Accès simplifié à des informations d’envergure

Depuis, ces contraintes ont quasiment disparu. L’accès aux informations liées à la pandémie et la diffusion de l’intégralité des conférences de presse sur la chaîne YouTube du gouvernement ont permis un accès simplifié à des informations d’envergure.

Le CMPF note également que la plupart des médias se sont émancipés de l’influence partisane, et ce, malgré l’existence de liens étroits avec les partis politiques et le nouveau régime d’aides publiques, adopté en juillet 2021. Ce dernier permet d’ailleurs à plusieurs médias en ligne et communautaires d’être pris en compte par les pouvoirs publics.

La pluralité du marché et l’inclusion sociale dans le viseur

Toutefois, des efforts sont encore à fournir sur le front de la transparence et de la concentration des médias : «Le Luxembourg continue d’avoir un paysage médiatique très concentré et une structure de propriété, qui n’est pas totalement transparente et accessible. Il n’existe aucune disposition légale visant à limiter la concentration horizontale ou croisée des médias d’information», rapporte le CMPF.

Il est vrai que le groupe RTL occupe une place prépondérante dans le secteur audiovisuel, tandis que les groupes Mediahuis et Editpress dominent la presse écrite, avec des titres comme le Tageblatt ou Le Quotidien. À ce jour, aucune loi nationale ne permet de réguler et contrôler la concentration horizontale ou verticale de diffusion de l’information. Un fait rare pour un État membre de l’Union européenne.

--- Données fournies ---
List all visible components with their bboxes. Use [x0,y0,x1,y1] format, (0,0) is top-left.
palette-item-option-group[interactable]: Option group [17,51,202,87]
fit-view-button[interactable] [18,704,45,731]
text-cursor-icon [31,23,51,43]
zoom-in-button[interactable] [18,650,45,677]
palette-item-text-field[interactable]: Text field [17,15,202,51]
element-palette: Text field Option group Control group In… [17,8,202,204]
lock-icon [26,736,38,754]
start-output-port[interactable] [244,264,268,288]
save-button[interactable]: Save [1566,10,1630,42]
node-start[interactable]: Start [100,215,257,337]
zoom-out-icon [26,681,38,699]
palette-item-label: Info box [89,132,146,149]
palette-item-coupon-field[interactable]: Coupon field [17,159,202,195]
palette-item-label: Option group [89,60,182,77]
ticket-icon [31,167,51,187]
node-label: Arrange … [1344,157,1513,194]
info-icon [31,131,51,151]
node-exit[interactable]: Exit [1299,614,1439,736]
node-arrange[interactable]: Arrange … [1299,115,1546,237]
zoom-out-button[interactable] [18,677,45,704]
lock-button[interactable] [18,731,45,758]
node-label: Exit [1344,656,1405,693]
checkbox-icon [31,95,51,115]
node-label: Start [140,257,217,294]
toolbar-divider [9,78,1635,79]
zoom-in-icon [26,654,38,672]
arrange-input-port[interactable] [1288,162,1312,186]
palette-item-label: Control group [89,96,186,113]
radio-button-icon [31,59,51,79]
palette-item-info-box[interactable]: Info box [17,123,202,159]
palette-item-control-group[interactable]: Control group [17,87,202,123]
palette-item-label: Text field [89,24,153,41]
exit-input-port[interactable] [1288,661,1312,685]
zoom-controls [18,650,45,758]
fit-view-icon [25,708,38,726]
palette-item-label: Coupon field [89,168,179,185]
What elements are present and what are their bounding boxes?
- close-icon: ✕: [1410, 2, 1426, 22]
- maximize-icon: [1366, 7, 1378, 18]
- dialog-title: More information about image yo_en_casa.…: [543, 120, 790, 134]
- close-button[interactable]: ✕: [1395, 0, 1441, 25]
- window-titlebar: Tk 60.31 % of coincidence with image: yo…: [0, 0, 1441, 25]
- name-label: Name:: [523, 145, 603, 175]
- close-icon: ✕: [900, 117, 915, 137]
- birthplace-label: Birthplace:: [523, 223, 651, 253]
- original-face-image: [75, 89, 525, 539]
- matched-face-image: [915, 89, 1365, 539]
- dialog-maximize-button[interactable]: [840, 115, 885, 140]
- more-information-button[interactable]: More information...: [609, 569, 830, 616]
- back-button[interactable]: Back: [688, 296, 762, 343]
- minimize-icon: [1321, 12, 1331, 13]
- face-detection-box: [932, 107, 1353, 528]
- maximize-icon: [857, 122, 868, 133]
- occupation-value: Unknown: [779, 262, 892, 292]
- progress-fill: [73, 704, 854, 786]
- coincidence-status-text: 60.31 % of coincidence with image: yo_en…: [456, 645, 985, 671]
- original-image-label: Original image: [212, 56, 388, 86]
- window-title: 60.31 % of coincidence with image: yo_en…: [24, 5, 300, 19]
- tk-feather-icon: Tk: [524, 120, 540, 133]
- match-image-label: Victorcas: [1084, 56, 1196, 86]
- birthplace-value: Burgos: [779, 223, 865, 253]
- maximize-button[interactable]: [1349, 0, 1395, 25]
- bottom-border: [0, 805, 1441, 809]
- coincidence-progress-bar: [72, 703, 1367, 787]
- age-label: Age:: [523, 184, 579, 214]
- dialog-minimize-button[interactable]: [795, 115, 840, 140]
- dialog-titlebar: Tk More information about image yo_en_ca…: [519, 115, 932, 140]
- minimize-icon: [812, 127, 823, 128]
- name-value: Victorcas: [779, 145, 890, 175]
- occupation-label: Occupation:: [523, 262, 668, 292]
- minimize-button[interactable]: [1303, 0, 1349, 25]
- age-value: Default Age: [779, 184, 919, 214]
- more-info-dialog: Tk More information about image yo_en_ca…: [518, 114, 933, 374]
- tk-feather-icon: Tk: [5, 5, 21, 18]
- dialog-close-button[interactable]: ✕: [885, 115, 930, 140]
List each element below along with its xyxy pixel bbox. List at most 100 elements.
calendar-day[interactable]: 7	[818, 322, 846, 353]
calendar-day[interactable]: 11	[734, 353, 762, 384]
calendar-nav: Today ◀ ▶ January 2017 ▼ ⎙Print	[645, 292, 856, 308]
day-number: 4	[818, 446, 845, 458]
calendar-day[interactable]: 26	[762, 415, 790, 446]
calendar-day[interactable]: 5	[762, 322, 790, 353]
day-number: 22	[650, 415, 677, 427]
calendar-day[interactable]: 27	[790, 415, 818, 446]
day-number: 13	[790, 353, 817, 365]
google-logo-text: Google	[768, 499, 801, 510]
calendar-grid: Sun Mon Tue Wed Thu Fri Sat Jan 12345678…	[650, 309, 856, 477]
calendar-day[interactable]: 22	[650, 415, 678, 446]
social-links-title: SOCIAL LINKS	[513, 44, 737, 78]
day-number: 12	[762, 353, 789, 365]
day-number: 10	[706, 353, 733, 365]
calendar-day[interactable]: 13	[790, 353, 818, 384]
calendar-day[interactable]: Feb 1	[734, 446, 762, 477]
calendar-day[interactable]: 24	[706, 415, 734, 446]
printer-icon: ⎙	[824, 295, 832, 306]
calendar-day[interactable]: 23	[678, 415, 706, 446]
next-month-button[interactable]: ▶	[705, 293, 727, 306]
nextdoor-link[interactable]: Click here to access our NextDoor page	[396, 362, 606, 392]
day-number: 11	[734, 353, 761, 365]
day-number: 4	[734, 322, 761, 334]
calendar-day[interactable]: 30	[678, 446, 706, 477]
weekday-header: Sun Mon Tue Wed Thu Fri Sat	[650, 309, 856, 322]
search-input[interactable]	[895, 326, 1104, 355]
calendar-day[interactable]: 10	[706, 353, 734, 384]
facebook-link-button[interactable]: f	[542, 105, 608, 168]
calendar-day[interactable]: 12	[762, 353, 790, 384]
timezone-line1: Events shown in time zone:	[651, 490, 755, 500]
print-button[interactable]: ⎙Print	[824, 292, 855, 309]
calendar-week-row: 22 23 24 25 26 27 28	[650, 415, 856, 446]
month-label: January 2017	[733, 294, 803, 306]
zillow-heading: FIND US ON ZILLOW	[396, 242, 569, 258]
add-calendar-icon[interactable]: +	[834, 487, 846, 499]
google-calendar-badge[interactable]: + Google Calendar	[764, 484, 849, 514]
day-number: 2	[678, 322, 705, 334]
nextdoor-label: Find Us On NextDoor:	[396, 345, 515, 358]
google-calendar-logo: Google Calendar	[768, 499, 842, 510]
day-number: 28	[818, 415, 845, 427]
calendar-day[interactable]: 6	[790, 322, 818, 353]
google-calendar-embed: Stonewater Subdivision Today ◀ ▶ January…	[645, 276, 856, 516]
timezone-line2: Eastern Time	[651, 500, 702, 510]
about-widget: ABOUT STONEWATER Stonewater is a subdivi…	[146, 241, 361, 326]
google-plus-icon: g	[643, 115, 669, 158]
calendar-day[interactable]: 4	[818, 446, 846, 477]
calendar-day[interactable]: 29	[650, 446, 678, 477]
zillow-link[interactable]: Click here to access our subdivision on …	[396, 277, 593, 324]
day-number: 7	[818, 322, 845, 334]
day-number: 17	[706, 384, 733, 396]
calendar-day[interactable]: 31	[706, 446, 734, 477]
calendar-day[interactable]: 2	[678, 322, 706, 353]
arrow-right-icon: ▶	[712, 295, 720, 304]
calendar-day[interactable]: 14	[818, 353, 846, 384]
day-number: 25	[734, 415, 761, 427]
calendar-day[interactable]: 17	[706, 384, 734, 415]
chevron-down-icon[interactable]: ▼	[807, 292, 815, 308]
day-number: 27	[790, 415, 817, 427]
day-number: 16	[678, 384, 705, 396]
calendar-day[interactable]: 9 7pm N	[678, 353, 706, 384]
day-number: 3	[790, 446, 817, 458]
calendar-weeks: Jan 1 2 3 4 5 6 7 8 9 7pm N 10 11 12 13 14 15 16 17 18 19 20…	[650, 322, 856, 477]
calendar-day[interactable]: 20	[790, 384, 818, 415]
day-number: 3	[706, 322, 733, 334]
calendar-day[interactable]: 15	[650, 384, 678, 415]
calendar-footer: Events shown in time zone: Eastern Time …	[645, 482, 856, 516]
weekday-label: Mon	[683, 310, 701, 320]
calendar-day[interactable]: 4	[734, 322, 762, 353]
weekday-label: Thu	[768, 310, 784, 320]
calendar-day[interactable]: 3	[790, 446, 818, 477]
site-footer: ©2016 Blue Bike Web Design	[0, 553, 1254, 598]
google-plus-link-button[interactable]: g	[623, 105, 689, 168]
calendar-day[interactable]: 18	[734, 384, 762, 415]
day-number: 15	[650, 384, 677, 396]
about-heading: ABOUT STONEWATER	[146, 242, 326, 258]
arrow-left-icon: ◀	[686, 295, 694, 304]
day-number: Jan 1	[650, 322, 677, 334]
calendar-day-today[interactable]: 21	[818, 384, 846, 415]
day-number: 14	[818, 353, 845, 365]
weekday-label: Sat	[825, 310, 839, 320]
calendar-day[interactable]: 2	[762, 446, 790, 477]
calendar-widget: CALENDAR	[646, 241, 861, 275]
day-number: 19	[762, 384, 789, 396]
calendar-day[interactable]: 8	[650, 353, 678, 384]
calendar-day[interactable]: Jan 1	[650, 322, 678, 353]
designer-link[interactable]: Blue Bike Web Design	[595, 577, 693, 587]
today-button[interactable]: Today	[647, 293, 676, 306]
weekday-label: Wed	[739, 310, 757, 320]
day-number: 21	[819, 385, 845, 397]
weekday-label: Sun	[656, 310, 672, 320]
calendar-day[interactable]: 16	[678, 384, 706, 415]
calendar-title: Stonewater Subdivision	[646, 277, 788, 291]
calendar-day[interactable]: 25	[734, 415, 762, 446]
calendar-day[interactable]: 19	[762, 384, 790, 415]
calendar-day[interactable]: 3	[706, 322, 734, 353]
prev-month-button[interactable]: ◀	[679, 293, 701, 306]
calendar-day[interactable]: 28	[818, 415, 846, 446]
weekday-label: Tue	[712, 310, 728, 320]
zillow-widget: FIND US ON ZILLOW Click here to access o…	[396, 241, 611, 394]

--- Travail à effectuer ---
a) D'après le texte sur les médias luxembourgeois, en quel mois et en quelle année le nouveau régime d'aides publiques a-t-il été adopté ?
b) Énumérez tous les groupes de médias nommés dans le texte sur les médias luxembourgeois.
c) Rédigez la suite du texte sur les médias luxembourgeois, à partir de sa dernière phrase.
Le matériel fourni n'intervient pas dans ce travail.

--- Réponses par point ---
a) En juillet 2021.

b) RTL, Mediahuis, Editpress

c)
De plus, le CMPF rappelle que «les médias imprimés ne sont tenus de divulguer l’identité que des propriétaires détenant 25 % ou plus des actions» et que «les informations sur l’actionnariat ne doivent être publiées qu’une fois par an». En cas de violation de la transparence, aucune sanction n’est prévue.

La place des femmes

L’inclusion sociale au sein des médias luxembourgeois a également fait l’objet d’une évaluation, qui s’est avérée peu flatteuse. De nombreux risques ont été signalés, à l’instar de l’accès aux médias pour les personnes handicapées, jugées «insuffisant» dans la plupart des rédactions.

De même que la place des femmes dans les hiérarchies : «Le Luxembourg est particulièrement faible en ce qui concerne la présence des femmes aux postes clés, exprime laconiquement le rapport, avant de détailler : «Les femmes sont moins souvent invitées par les médias à commenter les évènements politiques et autres questions importantes que les hommes.»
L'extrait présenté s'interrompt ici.